Set problem: Identify and reproduce every line holding the string "Contains".

Material for this exercise:
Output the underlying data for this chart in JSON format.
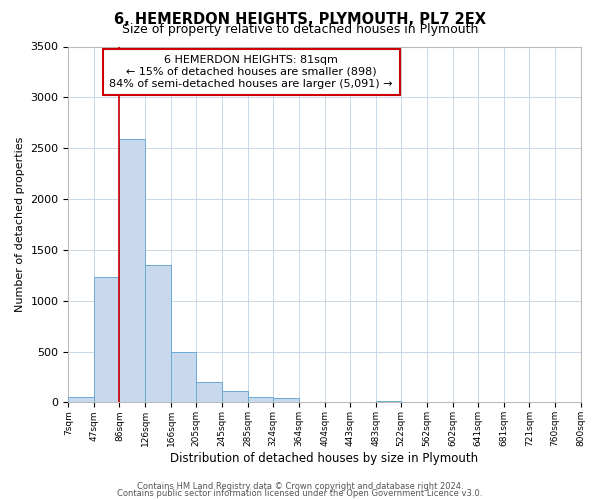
{
  "title": "6, HEMERDON HEIGHTS, PLYMOUTH, PL7 2EX",
  "subtitle": "Size of property relative to detached houses in Plymouth",
  "xlabel": "Distribution of detached houses by size in Plymouth",
  "ylabel": "Number of detached properties",
  "bar_color": "#c8d9ed",
  "bar_edge_color": "#6aaad4",
  "grid_color": "#c8d8e8",
  "background_color": "#ffffff",
  "tick_labels": [
    "7sqm",
    "47sqm",
    "86sqm",
    "126sqm",
    "166sqm",
    "205sqm",
    "245sqm",
    "285sqm",
    "324sqm",
    "364sqm",
    "404sqm",
    "443sqm",
    "483sqm",
    "522sqm",
    "562sqm",
    "602sqm",
    "641sqm",
    "681sqm",
    "721sqm",
    "760sqm",
    "800sqm"
  ],
  "bin_edges": [
    7,
    47,
    86,
    126,
    166,
    205,
    245,
    285,
    324,
    364,
    404,
    443,
    483,
    522,
    562,
    602,
    641,
    681,
    721,
    760,
    800
  ],
  "bar_heights": [
    50,
    1230,
    2590,
    1350,
    500,
    200,
    110,
    55,
    40,
    0,
    0,
    0,
    15,
    5,
    0,
    0,
    0,
    0,
    0,
    0
  ],
  "ylim": [
    0,
    3500
  ],
  "yticks": [
    0,
    500,
    1000,
    1500,
    2000,
    2500,
    3000,
    3500
  ],
  "property_line_x": 86,
  "annotation_title": "6 HEMERDON HEIGHTS: 81sqm",
  "annotation_line1": "← 15% of detached houses are smaller (898)",
  "annotation_line2": "84% of semi-detached houses are larger (5,091) →",
  "annotation_box_color": "#ffffff",
  "annotation_box_edge": "#cc0000",
  "annotation_text_color": "#000000",
  "vline_color": "#cc0000",
  "footer1": "Contains HM Land Registry data © Crown copyright and database right 2024.",
  "footer2": "Contains public sector information licensed under the Open Government Licence v3.0."
}
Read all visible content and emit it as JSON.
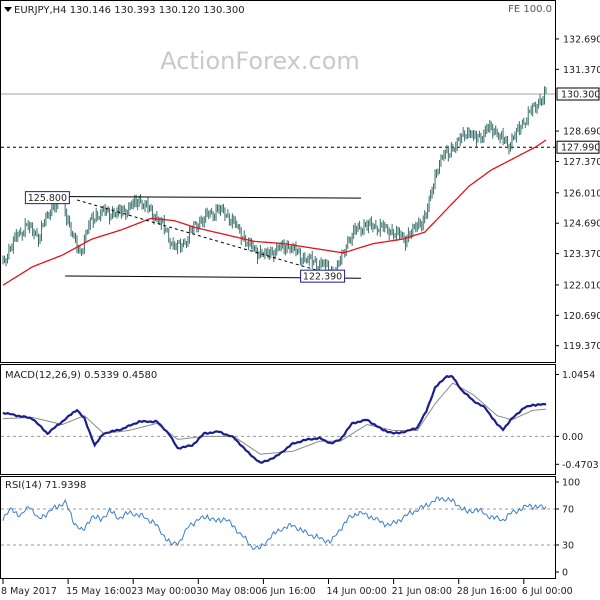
{
  "header": {
    "symbol_line": "EURJPY,H4  130.146 130.393 130.120 130.300",
    "fe_label": "FE 100.0"
  },
  "watermark": "ActionForex.com",
  "colors": {
    "bars": "#3a6f6a",
    "sma": "#e0141b",
    "macd_line": "#1b1f8c",
    "macd_signal": "#8a8a8a",
    "rsi": "#3d7fcb",
    "grid": "#cccccc",
    "axis": "#000000",
    "flag_bg": "#ffffff",
    "flag_border": "#1b1f8c"
  },
  "chart_data": [
    {
      "type": "line",
      "name": "price",
      "title": "EURJPY,H4  130.146 130.393 130.120 130.300",
      "ylim": [
        118.75,
        133.6
      ],
      "y_ticks": [
        "132.690",
        "131.370",
        "130.300",
        "128.690",
        "127.990",
        "127.370",
        "126.010",
        "124.690",
        "123.370",
        "122.010",
        "120.690",
        "119.370"
      ],
      "y_tick_values": [
        132.69,
        131.37,
        130.3,
        128.69,
        127.99,
        127.37,
        126.01,
        124.69,
        123.37,
        122.01,
        120.69,
        119.37
      ],
      "last_price_label": "130.300",
      "last_price": 130.3,
      "horizontal_level": 127.99,
      "horizontal_level_label": "127.990",
      "x_labels": [
        "8 May 2017",
        "15 May 16:00",
        "23 May 00:00",
        "30 May 08:00",
        "6 Jun 16:00",
        "14 Jun 00:00",
        "21 Jun 08:00",
        "28 Jun 16:00",
        "6 Jul 00:00"
      ],
      "x_label_index": [
        0,
        44,
        88,
        132,
        176,
        220,
        264,
        308,
        352
      ],
      "n_bars": 368,
      "close_anchors": [
        [
          0,
          123.0
        ],
        [
          8,
          124.0
        ],
        [
          16,
          124.6
        ],
        [
          24,
          124.1
        ],
        [
          32,
          125.3
        ],
        [
          40,
          125.8
        ],
        [
          46,
          124.3
        ],
        [
          52,
          123.4
        ],
        [
          60,
          124.9
        ],
        [
          68,
          125.2
        ],
        [
          76,
          125.1
        ],
        [
          84,
          125.3
        ],
        [
          92,
          125.7
        ],
        [
          100,
          125.2
        ],
        [
          108,
          124.6
        ],
        [
          116,
          123.6
        ],
        [
          122,
          123.8
        ],
        [
          130,
          124.6
        ],
        [
          138,
          125.0
        ],
        [
          146,
          125.3
        ],
        [
          154,
          124.9
        ],
        [
          162,
          124.1
        ],
        [
          170,
          123.5
        ],
        [
          178,
          123.3
        ],
        [
          186,
          123.6
        ],
        [
          194,
          123.7
        ],
        [
          202,
          123.2
        ],
        [
          210,
          123.0
        ],
        [
          216,
          122.9
        ],
        [
          222,
          122.6
        ],
        [
          226,
          122.7
        ],
        [
          232,
          123.8
        ],
        [
          240,
          124.5
        ],
        [
          248,
          124.6
        ],
        [
          256,
          124.5
        ],
        [
          264,
          124.3
        ],
        [
          272,
          124.0
        ],
        [
          280,
          124.6
        ],
        [
          286,
          125.0
        ],
        [
          290,
          126.2
        ],
        [
          294,
          127.2
        ],
        [
          300,
          127.8
        ],
        [
          306,
          128.0
        ],
        [
          312,
          128.7
        ],
        [
          318,
          128.4
        ],
        [
          324,
          128.5
        ],
        [
          330,
          128.9
        ],
        [
          336,
          128.4
        ],
        [
          342,
          128.1
        ],
        [
          348,
          128.7
        ],
        [
          354,
          129.3
        ],
        [
          360,
          129.8
        ],
        [
          364,
          130.1
        ],
        [
          367,
          130.3
        ]
      ],
      "ma_anchors": [
        [
          0,
          122.0
        ],
        [
          20,
          122.8
        ],
        [
          40,
          123.3
        ],
        [
          60,
          124.0
        ],
        [
          80,
          124.4
        ],
        [
          100,
          124.9
        ],
        [
          116,
          124.8
        ],
        [
          130,
          124.5
        ],
        [
          150,
          124.2
        ],
        [
          170,
          123.9
        ],
        [
          190,
          123.8
        ],
        [
          210,
          123.6
        ],
        [
          230,
          123.4
        ],
        [
          250,
          123.8
        ],
        [
          270,
          124.0
        ],
        [
          285,
          124.3
        ],
        [
          300,
          125.3
        ],
        [
          315,
          126.3
        ],
        [
          330,
          127.0
        ],
        [
          345,
          127.5
        ],
        [
          360,
          128.0
        ],
        [
          367,
          128.3
        ]
      ],
      "annotations": [
        {
          "text": "125.800",
          "at_index": 30,
          "value": 125.8
        },
        {
          "text": "122.390",
          "at_index": 216,
          "value": 122.39
        }
      ],
      "trendlines": [
        {
          "from": [
            30,
            125.85
          ],
          "to": [
            242,
            125.78
          ],
          "style": "solid"
        },
        {
          "from": [
            42,
            122.4
          ],
          "to": [
            242,
            122.3
          ],
          "style": "solid"
        },
        {
          "from": [
            50,
            125.7
          ],
          "to": [
            220,
            122.5
          ],
          "style": "dashed"
        }
      ]
    },
    {
      "type": "line",
      "name": "macd",
      "title": "MACD(12,26,9) 0.5339 0.4580",
      "y_ticks": [
        "1.0454",
        "0.00",
        "-0.4703"
      ],
      "y_tick_values": [
        1.0454,
        0.0,
        -0.4703
      ],
      "ylim": [
        -0.6,
        1.12
      ],
      "macd_anchors": [
        [
          0,
          0.4
        ],
        [
          10,
          0.35
        ],
        [
          20,
          0.3
        ],
        [
          30,
          0.05
        ],
        [
          40,
          0.25
        ],
        [
          50,
          0.45
        ],
        [
          55,
          0.3
        ],
        [
          62,
          -0.15
        ],
        [
          68,
          0.05
        ],
        [
          80,
          0.12
        ],
        [
          92,
          0.25
        ],
        [
          104,
          0.25
        ],
        [
          112,
          0.05
        ],
        [
          118,
          -0.2
        ],
        [
          128,
          -0.15
        ],
        [
          136,
          0.05
        ],
        [
          146,
          0.08
        ],
        [
          156,
          -0.02
        ],
        [
          166,
          -0.28
        ],
        [
          174,
          -0.45
        ],
        [
          184,
          -0.35
        ],
        [
          196,
          -0.12
        ],
        [
          206,
          -0.05
        ],
        [
          214,
          -0.03
        ],
        [
          222,
          -0.12
        ],
        [
          228,
          -0.05
        ],
        [
          236,
          0.22
        ],
        [
          246,
          0.28
        ],
        [
          256,
          0.12
        ],
        [
          264,
          0.05
        ],
        [
          272,
          0.08
        ],
        [
          280,
          0.15
        ],
        [
          286,
          0.42
        ],
        [
          292,
          0.82
        ],
        [
          300,
          1.02
        ],
        [
          304,
          1.0
        ],
        [
          310,
          0.78
        ],
        [
          318,
          0.6
        ],
        [
          326,
          0.48
        ],
        [
          334,
          0.2
        ],
        [
          338,
          0.12
        ],
        [
          344,
          0.3
        ],
        [
          352,
          0.48
        ],
        [
          358,
          0.53
        ],
        [
          367,
          0.54
        ]
      ],
      "signal_anchors": [
        [
          0,
          0.3
        ],
        [
          20,
          0.32
        ],
        [
          40,
          0.2
        ],
        [
          55,
          0.35
        ],
        [
          68,
          0.05
        ],
        [
          85,
          0.1
        ],
        [
          104,
          0.22
        ],
        [
          118,
          -0.05
        ],
        [
          136,
          0.0
        ],
        [
          156,
          0.0
        ],
        [
          174,
          -0.3
        ],
        [
          196,
          -0.25
        ],
        [
          214,
          -0.08
        ],
        [
          228,
          -0.08
        ],
        [
          246,
          0.2
        ],
        [
          264,
          0.1
        ],
        [
          280,
          0.1
        ],
        [
          292,
          0.55
        ],
        [
          304,
          0.9
        ],
        [
          318,
          0.7
        ],
        [
          334,
          0.35
        ],
        [
          344,
          0.28
        ],
        [
          358,
          0.44
        ],
        [
          367,
          0.46
        ]
      ],
      "grid_levels": [
        0.0
      ]
    },
    {
      "type": "line",
      "name": "rsi",
      "title": "RSI(14) 71.9398",
      "y_ticks": [
        "100",
        "70",
        "30",
        "0"
      ],
      "y_tick_values": [
        100,
        70,
        30,
        0
      ],
      "ylim": [
        0,
        100
      ],
      "grid_levels": [
        70,
        30
      ],
      "rsi_anchors": [
        [
          0,
          60
        ],
        [
          6,
          70
        ],
        [
          12,
          62
        ],
        [
          18,
          74
        ],
        [
          24,
          58
        ],
        [
          30,
          66
        ],
        [
          36,
          72
        ],
        [
          42,
          78
        ],
        [
          48,
          55
        ],
        [
          54,
          45
        ],
        [
          60,
          62
        ],
        [
          66,
          58
        ],
        [
          72,
          68
        ],
        [
          78,
          60
        ],
        [
          86,
          66
        ],
        [
          94,
          62
        ],
        [
          102,
          55
        ],
        [
          108,
          42
        ],
        [
          114,
          30
        ],
        [
          120,
          35
        ],
        [
          126,
          52
        ],
        [
          132,
          58
        ],
        [
          138,
          62
        ],
        [
          144,
          56
        ],
        [
          150,
          60
        ],
        [
          156,
          50
        ],
        [
          162,
          40
        ],
        [
          168,
          28
        ],
        [
          174,
          26
        ],
        [
          180,
          38
        ],
        [
          188,
          48
        ],
        [
          196,
          52
        ],
        [
          204,
          44
        ],
        [
          210,
          40
        ],
        [
          216,
          36
        ],
        [
          222,
          34
        ],
        [
          228,
          48
        ],
        [
          234,
          60
        ],
        [
          240,
          66
        ],
        [
          248,
          62
        ],
        [
          256,
          55
        ],
        [
          262,
          52
        ],
        [
          268,
          58
        ],
        [
          276,
          66
        ],
        [
          284,
          72
        ],
        [
          290,
          78
        ],
        [
          296,
          82
        ],
        [
          302,
          80
        ],
        [
          308,
          74
        ],
        [
          314,
          66
        ],
        [
          320,
          70
        ],
        [
          326,
          64
        ],
        [
          332,
          60
        ],
        [
          338,
          58
        ],
        [
          344,
          66
        ],
        [
          350,
          70
        ],
        [
          356,
          74
        ],
        [
          362,
          72
        ],
        [
          367,
          72
        ]
      ]
    }
  ]
}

Result of the exercise:
  "footer1": "Contains HM Land Registry data © Crown copyright and database right 2024.",
  "footer2": "Contains public sector information licensed under the Open Government Licence v3.0."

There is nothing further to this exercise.